* Your task *
Return a copy of every line in the records that includes the word "title".

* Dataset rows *
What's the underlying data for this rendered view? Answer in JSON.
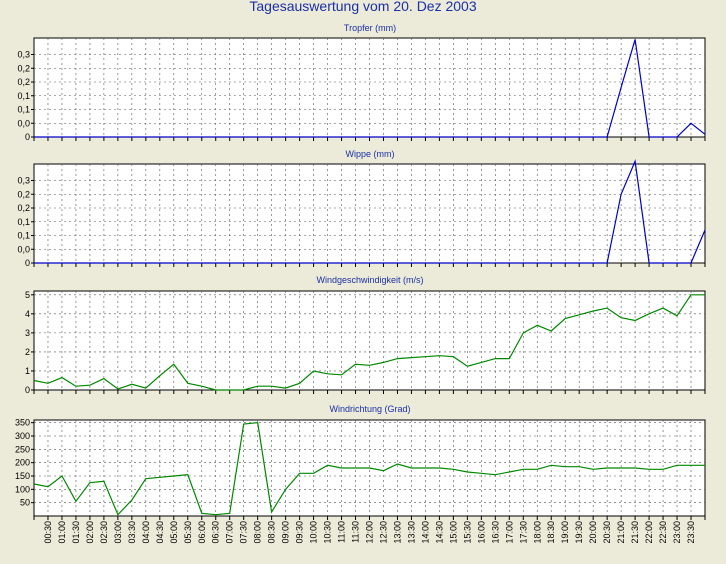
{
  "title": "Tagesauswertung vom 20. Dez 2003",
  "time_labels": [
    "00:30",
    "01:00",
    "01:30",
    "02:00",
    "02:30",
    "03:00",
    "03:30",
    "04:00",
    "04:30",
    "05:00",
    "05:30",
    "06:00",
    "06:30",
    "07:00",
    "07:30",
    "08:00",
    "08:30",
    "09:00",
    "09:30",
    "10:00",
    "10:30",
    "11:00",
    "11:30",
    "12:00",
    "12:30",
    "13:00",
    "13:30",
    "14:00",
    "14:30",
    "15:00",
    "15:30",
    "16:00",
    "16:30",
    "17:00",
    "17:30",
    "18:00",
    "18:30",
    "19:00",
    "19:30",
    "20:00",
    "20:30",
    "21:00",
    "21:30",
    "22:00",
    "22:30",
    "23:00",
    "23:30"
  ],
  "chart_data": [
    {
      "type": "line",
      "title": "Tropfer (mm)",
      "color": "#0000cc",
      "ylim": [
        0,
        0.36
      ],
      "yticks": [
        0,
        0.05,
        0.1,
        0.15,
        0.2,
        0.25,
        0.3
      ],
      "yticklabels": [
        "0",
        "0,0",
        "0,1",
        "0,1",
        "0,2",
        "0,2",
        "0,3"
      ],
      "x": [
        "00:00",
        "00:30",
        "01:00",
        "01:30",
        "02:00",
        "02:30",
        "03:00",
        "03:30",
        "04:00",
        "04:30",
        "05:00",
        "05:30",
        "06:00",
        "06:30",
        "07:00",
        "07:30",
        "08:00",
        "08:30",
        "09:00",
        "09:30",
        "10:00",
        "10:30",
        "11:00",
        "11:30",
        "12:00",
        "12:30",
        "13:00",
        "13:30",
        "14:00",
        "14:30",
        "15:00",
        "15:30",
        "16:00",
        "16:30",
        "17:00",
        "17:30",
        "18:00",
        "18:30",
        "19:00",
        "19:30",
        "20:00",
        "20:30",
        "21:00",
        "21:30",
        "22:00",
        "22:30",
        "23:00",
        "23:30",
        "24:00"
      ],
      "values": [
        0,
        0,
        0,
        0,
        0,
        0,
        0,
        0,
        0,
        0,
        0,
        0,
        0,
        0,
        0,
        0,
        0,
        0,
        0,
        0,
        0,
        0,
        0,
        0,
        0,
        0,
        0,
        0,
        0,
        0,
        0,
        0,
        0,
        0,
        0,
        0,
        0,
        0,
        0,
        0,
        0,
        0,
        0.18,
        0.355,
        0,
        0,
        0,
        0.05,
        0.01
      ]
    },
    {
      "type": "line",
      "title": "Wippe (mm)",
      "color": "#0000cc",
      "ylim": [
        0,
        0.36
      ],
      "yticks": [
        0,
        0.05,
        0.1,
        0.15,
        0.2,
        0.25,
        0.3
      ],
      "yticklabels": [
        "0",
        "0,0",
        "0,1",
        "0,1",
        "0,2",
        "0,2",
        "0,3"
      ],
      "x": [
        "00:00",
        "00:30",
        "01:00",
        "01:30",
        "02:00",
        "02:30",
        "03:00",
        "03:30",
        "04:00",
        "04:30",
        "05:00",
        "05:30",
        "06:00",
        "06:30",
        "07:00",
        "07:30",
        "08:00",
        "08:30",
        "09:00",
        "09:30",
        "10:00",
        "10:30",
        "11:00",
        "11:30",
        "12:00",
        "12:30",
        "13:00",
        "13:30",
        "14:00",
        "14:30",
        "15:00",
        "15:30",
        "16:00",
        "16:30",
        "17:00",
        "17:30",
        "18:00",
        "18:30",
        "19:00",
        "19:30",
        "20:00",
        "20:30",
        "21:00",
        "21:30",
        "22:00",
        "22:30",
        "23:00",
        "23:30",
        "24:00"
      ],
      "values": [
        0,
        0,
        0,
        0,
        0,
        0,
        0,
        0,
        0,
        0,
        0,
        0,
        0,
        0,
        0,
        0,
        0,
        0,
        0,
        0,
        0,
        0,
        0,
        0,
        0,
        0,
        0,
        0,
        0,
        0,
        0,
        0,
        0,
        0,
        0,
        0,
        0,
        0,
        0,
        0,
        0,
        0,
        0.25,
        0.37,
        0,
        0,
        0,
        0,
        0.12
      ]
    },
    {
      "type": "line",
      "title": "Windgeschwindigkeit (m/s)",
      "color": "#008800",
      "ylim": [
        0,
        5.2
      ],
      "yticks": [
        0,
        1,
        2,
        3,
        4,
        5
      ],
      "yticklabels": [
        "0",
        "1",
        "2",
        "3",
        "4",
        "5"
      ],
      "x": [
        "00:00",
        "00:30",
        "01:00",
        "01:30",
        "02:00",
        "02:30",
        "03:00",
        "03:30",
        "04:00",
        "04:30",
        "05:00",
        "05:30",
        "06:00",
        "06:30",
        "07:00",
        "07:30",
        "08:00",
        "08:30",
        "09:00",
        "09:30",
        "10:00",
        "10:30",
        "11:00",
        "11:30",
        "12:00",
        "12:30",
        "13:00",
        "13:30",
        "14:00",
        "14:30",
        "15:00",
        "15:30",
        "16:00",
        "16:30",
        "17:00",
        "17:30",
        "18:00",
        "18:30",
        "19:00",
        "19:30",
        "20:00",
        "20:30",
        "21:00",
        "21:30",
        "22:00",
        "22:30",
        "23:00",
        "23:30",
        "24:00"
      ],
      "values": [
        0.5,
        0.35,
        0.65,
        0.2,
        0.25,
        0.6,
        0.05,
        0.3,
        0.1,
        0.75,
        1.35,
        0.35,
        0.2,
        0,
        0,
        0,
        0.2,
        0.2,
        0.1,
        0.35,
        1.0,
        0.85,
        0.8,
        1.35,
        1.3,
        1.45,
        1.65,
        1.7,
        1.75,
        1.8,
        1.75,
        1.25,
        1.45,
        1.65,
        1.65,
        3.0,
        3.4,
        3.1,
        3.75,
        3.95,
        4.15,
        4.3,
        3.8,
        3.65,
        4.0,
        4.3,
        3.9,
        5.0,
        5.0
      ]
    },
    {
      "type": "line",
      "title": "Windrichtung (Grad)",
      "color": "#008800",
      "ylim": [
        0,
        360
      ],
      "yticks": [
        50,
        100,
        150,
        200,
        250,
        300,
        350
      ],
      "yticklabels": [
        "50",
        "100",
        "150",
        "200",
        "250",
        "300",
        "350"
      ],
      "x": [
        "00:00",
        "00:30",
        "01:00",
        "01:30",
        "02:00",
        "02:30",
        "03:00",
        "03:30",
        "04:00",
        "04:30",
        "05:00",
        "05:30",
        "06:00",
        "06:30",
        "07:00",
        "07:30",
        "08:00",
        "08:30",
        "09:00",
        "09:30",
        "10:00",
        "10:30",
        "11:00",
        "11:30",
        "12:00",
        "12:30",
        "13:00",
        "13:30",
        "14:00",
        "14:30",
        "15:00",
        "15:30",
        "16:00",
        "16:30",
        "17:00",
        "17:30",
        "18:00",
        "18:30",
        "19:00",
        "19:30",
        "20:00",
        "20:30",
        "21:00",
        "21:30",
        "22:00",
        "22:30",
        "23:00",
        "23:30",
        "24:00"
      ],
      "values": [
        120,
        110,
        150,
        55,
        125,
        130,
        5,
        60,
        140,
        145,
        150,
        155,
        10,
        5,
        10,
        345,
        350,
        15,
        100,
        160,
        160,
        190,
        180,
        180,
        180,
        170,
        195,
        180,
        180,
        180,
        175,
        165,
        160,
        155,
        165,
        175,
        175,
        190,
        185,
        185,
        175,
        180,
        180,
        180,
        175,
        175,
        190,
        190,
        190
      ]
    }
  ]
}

* Task output *
  "title": "Tagesauswertung vom 20. Dez 2003",
      "title": "Tropfer (mm)",
      "title": "Wippe (mm)",
      "title": "Windgeschwindigkeit (m/s)",
      "title": "Windrichtung (Grad)",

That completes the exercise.